* begin Data for this task *
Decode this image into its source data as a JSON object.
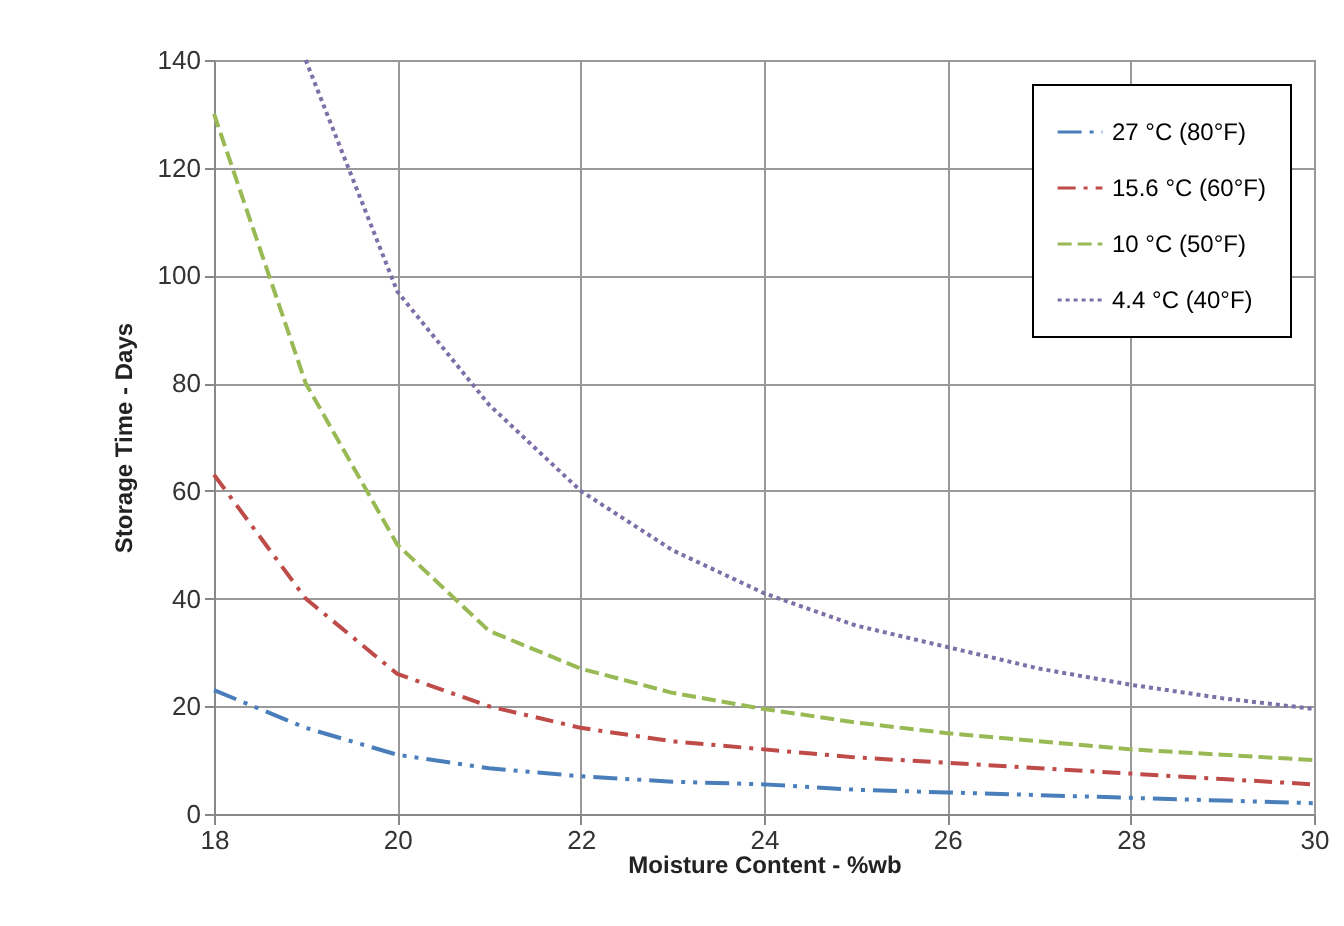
{
  "chart_data": {
    "type": "line",
    "xlabel": "Moisture Content - %wb",
    "ylabel": "Storage Time - Days",
    "x": [
      18,
      19,
      20,
      21,
      22,
      23,
      24,
      25,
      26,
      27,
      28,
      29,
      30
    ],
    "series": [
      {
        "name": "27 °C (80°F)",
        "color": "#4a7ebb",
        "line_style": "dashdot2",
        "values": [
          23,
          16,
          11,
          8.5,
          7,
          6,
          5.5,
          4.5,
          4,
          3.5,
          3,
          2.5,
          2
        ]
      },
      {
        "name": "15.6 °C (60°F)",
        "color": "#be4b48",
        "line_style": "dashdot",
        "values": [
          63,
          40,
          26,
          20,
          16,
          13.5,
          12,
          10.5,
          9.5,
          8.5,
          7.5,
          6.5,
          5.5
        ]
      },
      {
        "name": "10 °C (50°F)",
        "color": "#98b954",
        "line_style": "dashed",
        "values": [
          130,
          80,
          50,
          34,
          27,
          22.5,
          19.5,
          17,
          15,
          13.5,
          12,
          11,
          10
        ]
      },
      {
        "name": "4.4 °C (40°F)",
        "color": "#7e6fa8",
        "line_style": "dotted",
        "values": [
          null,
          140,
          97,
          76,
          60,
          49,
          41,
          35,
          31,
          27,
          24,
          21.5,
          19.5
        ]
      }
    ],
    "xlim": [
      18,
      30
    ],
    "xticks": [
      18,
      20,
      22,
      24,
      26,
      28,
      30
    ],
    "ylim": [
      0,
      140
    ],
    "yticks": [
      0,
      20,
      40,
      60,
      80,
      100,
      120,
      140
    ],
    "grid": true,
    "legend": "top right",
    "marker": "none"
  }
}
* end Data for this task *
=== Work to complete ===
Going through the entries above, tally each line that has the word "color". Answer with the number only.

=== Complete answer ===
4